WHAT THIS TASK INVOLVES>
Do not carry the pictures over; copy every other part of the entries exactly.

══ GIVEN RECORDS

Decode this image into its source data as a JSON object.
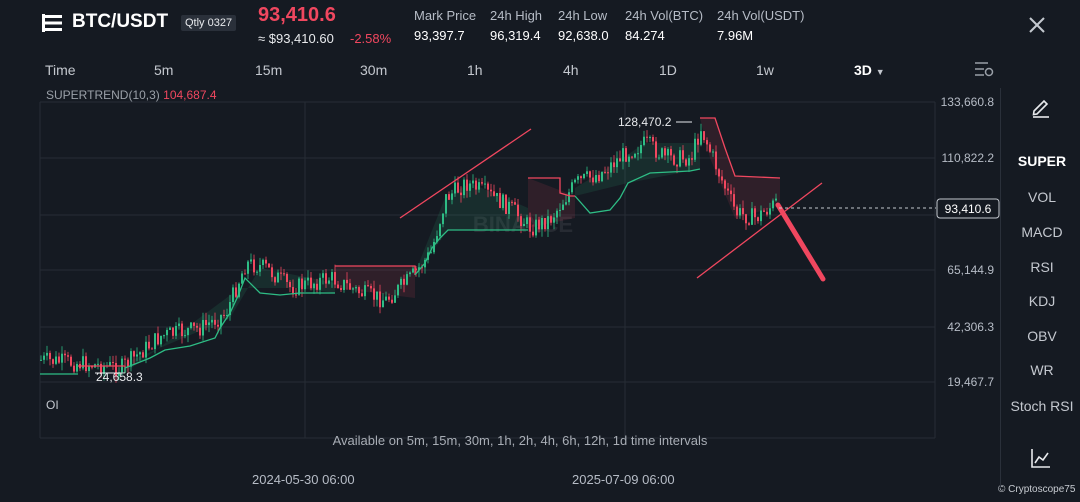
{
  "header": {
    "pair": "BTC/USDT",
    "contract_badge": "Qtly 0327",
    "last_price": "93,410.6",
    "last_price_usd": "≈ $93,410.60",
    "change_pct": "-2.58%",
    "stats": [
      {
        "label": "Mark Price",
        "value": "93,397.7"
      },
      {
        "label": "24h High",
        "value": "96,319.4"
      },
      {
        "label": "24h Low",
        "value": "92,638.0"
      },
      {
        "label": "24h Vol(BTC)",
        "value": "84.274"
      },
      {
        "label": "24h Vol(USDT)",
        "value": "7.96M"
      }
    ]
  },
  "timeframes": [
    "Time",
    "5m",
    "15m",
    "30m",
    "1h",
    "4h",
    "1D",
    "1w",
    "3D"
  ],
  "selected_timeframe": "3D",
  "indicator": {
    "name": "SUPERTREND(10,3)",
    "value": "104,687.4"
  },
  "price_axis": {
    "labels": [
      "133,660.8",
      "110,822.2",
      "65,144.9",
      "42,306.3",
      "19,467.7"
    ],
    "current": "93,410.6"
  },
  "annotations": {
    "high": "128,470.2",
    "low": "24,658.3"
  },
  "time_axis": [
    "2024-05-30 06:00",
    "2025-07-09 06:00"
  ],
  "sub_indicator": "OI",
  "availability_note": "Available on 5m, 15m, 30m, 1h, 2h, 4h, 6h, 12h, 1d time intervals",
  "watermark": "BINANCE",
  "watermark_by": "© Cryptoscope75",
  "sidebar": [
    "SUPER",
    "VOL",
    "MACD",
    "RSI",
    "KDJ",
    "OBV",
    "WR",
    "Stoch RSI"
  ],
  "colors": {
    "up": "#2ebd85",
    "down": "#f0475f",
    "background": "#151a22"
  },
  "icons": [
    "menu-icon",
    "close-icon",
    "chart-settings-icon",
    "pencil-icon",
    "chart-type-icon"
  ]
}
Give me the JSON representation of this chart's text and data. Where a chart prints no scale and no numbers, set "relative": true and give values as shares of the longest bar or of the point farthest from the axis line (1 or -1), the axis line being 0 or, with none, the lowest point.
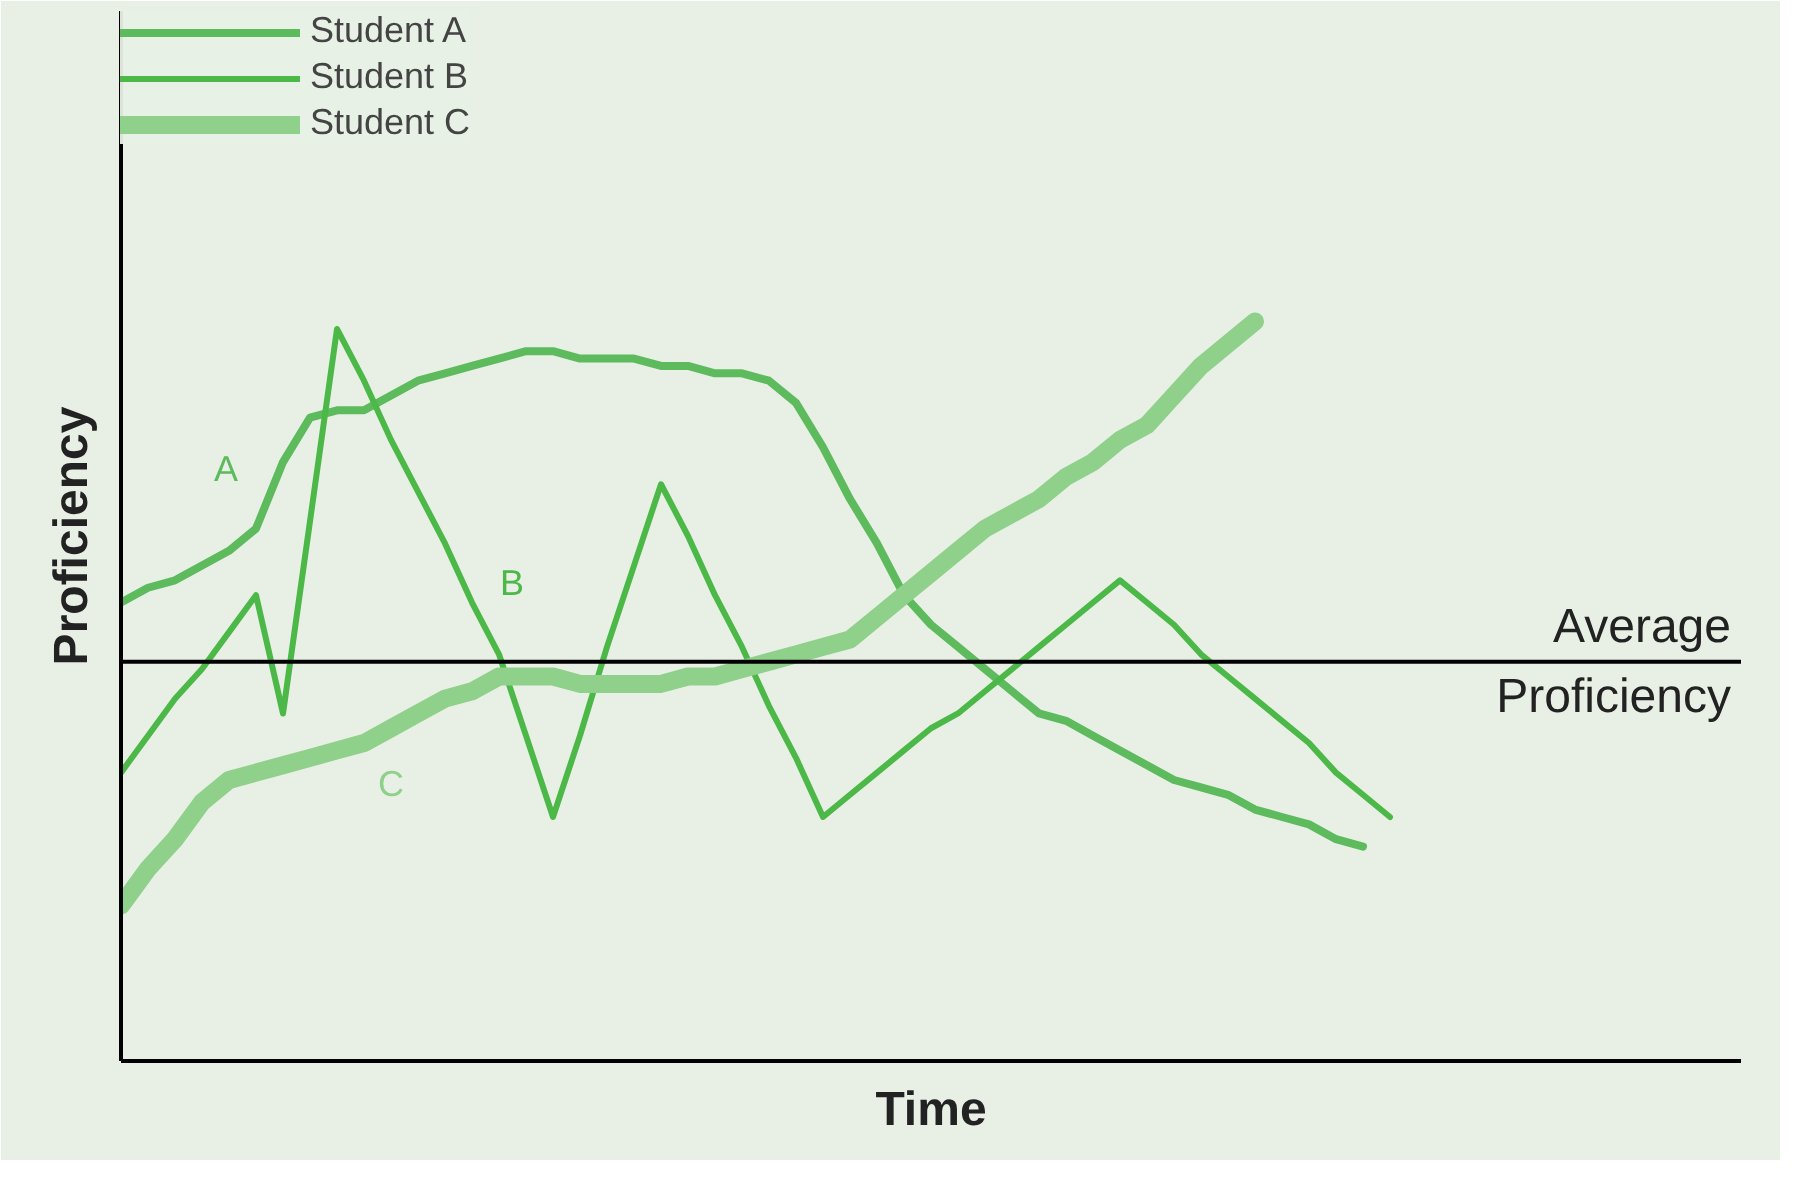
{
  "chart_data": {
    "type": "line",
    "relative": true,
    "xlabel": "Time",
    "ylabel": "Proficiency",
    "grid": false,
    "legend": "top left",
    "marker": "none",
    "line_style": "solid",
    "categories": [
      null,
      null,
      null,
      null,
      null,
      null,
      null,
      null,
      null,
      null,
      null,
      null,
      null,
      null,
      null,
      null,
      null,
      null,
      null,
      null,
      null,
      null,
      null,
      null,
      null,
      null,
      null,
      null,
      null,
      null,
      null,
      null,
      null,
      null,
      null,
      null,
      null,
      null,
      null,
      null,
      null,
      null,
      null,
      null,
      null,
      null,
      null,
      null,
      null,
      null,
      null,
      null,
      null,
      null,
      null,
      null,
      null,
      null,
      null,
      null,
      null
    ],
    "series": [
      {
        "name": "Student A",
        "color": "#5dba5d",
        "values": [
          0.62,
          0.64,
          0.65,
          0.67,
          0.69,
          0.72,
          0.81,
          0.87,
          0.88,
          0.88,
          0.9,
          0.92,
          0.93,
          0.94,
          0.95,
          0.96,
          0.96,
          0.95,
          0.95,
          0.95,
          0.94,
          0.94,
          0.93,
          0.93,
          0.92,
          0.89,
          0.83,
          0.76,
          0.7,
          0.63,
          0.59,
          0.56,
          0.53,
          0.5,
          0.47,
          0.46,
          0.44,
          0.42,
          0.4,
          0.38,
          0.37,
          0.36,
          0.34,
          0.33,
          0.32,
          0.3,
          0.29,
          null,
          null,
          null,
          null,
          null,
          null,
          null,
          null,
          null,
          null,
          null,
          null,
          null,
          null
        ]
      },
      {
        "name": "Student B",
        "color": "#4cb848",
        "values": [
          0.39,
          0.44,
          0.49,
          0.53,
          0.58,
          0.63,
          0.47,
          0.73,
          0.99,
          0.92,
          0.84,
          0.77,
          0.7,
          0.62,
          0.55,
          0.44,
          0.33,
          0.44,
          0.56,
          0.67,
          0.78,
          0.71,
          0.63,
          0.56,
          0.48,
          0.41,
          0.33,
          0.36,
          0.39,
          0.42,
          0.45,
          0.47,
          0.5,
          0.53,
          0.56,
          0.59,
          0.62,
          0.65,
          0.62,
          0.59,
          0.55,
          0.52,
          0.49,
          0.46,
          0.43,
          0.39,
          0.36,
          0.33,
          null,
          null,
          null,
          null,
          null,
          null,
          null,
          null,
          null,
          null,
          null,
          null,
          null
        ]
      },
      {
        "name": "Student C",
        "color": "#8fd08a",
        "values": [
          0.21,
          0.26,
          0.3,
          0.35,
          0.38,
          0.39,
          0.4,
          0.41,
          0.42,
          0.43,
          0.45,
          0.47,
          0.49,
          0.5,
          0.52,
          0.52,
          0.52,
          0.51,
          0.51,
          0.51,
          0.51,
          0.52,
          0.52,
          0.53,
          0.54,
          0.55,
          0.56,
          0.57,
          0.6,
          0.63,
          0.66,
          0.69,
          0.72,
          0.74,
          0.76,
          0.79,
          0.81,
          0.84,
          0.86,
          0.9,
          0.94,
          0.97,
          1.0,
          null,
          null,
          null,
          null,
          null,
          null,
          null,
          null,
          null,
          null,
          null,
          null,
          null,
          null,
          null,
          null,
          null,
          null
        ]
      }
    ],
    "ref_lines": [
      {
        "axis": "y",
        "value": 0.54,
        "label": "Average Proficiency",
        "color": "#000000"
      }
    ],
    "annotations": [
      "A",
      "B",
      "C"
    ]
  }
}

════

FINISHED EXERCISE>
Decode this image into its source data as a JSON object.
{
  "header": {
    "pair": "BTC/USDT",
    "contract_badge": "Qtly 0327",
    "last_price": "93,410.6",
    "last_price_usd": "≈ $93,410.60",
    "change_pct": "-2.58%",
    "stats": [
      {
        "label": "Mark Price",
        "value": "93,397.7"
      },
      {
        "label": "24h High",
        "value": "96,319.4"
      },
      {
        "label": "24h Low",
        "value": "92,638.0"
      },
      {
        "label": "24h Vol(BTC)",
        "value": "84.274"
      },
      {
        "label": "24h Vol(USDT)",
        "value": "7.96M"
      }
    ]
  },
  "timeframes": [
    "Time",
    "5m",
    "15m",
    "30m",
    "1h",
    "4h",
    "1D",
    "1w",
    "3D"
  ],
  "selected_timeframe": "3D",
  "indicator": {
    "name": "SUPERTREND(10,3)",
    "value": "104,687.4"
  },
  "price_axis": {
    "labels": [
      "133,660.8",
      "110,822.2",
      "65,144.9",
      "42,306.3",
      "19,467.7"
    ],
    "current": "93,410.6"
  },
  "annotations": {
    "high": "128,470.2",
    "low": "24,658.3"
  },
  "time_axis": [
    "2024-05-30 06:00",
    "2025-07-09 06:00"
  ],
  "sub_indicator": "OI",
  "availability_note": "Available on 5m, 15m, 30m, 1h, 2h, 4h, 6h, 12h, 1d time intervals",
  "watermark": "BINANCE",
  "watermark_by": "© Cryptoscope75",
  "sidebar": [
    "SUPER",
    "VOL",
    "MACD",
    "RSI",
    "KDJ",
    "OBV",
    "WR",
    "Stoch RSI"
  ],
  "colors": {
    "up": "#2ebd85",
    "down": "#f0475f",
    "background": "#151a22"
  },
  "icons": [
    "menu-icon",
    "close-icon",
    "chart-settings-icon",
    "pencil-icon",
    "chart-type-icon"
  ]
}
Give me the JSON representation of this chart's text and data. Where a chart prints no scale and no numbers, set "relative": true and give values as shares of the longest bar or of the point farthest from the axis line (1 or -1), the axis line being 0 or, with none, the lowest point.
{
  "chart_data": {
    "type": "line",
    "relative": true,
    "xlabel": "Time",
    "ylabel": "Proficiency",
    "grid": false,
    "legend": "top left",
    "marker": "none",
    "line_style": "solid",
    "categories": [
      null,
      null,
      null,
      null,
      null,
      null,
      null,
      null,
      null,
      null,
      null,
      null,
      null,
      null,
      null,
      null,
      null,
      null,
      null,
      null,
      null,
      null,
      null,
      null,
      null,
      null,
      null,
      null,
      null,
      null,
      null,
      null,
      null,
      null,
      null,
      null,
      null,
      null,
      null,
      null,
      null,
      null,
      null,
      null,
      null,
      null,
      null,
      null,
      null,
      null,
      null,
      null,
      null,
      null,
      null,
      null,
      null,
      null,
      null,
      null,
      null
    ],
    "series": [
      {
        "name": "Student A",
        "color": "#5dba5d",
        "values": [
          0.62,
          0.64,
          0.65,
          0.67,
          0.69,
          0.72,
          0.81,
          0.87,
          0.88,
          0.88,
          0.9,
          0.92,
          0.93,
          0.94,
          0.95,
          0.96,
          0.96,
          0.95,
          0.95,
          0.95,
          0.94,
          0.94,
          0.93,
          0.93,
          0.92,
          0.89,
          0.83,
          0.76,
          0.7,
          0.63,
          0.59,
          0.56,
          0.53,
          0.5,
          0.47,
          0.46,
          0.44,
          0.42,
          0.4,
          0.38,
          0.37,
          0.36,
          0.34,
          0.33,
          0.32,
          0.3,
          0.29,
          null,
          null,
          null,
          null,
          null,
          null,
          null,
          null,
          null,
          null,
          null,
          null,
          null,
          null
        ]
      },
      {
        "name": "Student B",
        "color": "#4cb848",
        "values": [
          0.39,
          0.44,
          0.49,
          0.53,
          0.58,
          0.63,
          0.47,
          0.73,
          0.99,
          0.92,
          0.84,
          0.77,
          0.7,
          0.62,
          0.55,
          0.44,
          0.33,
          0.44,
          0.56,
          0.67,
          0.78,
          0.71,
          0.63,
          0.56,
          0.48,
          0.41,
          0.33,
          0.36,
          0.39,
          0.42,
          0.45,
          0.47,
          0.5,
          0.53,
          0.56,
          0.59,
          0.62,
          0.65,
          0.62,
          0.59,
          0.55,
          0.52,
          0.49,
          0.46,
          0.43,
          0.39,
          0.36,
          0.33,
          null,
          null,
          null,
          null,
          null,
          null,
          null,
          null,
          null,
          null,
          null,
          null,
          null
        ]
      },
      {
        "name": "Student C",
        "color": "#8fd08a",
        "values": [
          0.21,
          0.26,
          0.3,
          0.35,
          0.38,
          0.39,
          0.4,
          0.41,
          0.42,
          0.43,
          0.45,
          0.47,
          0.49,
          0.5,
          0.52,
          0.52,
          0.52,
          0.51,
          0.51,
          0.51,
          0.51,
          0.52,
          0.52,
          0.53,
          0.54,
          0.55,
          0.56,
          0.57,
          0.6,
          0.63,
          0.66,
          0.69,
          0.72,
          0.74,
          0.76,
          0.79,
          0.81,
          0.84,
          0.86,
          0.9,
          0.94,
          0.97,
          1.0,
          null,
          null,
          null,
          null,
          null,
          null,
          null,
          null,
          null,
          null,
          null,
          null,
          null,
          null,
          null,
          null,
          null,
          null
        ]
      }
    ],
    "ref_lines": [
      {
        "axis": "y",
        "value": 0.54,
        "label": "Average Proficiency",
        "color": "#000000"
      }
    ],
    "annotations": [
      "A",
      "B",
      "C"
    ]
  }
}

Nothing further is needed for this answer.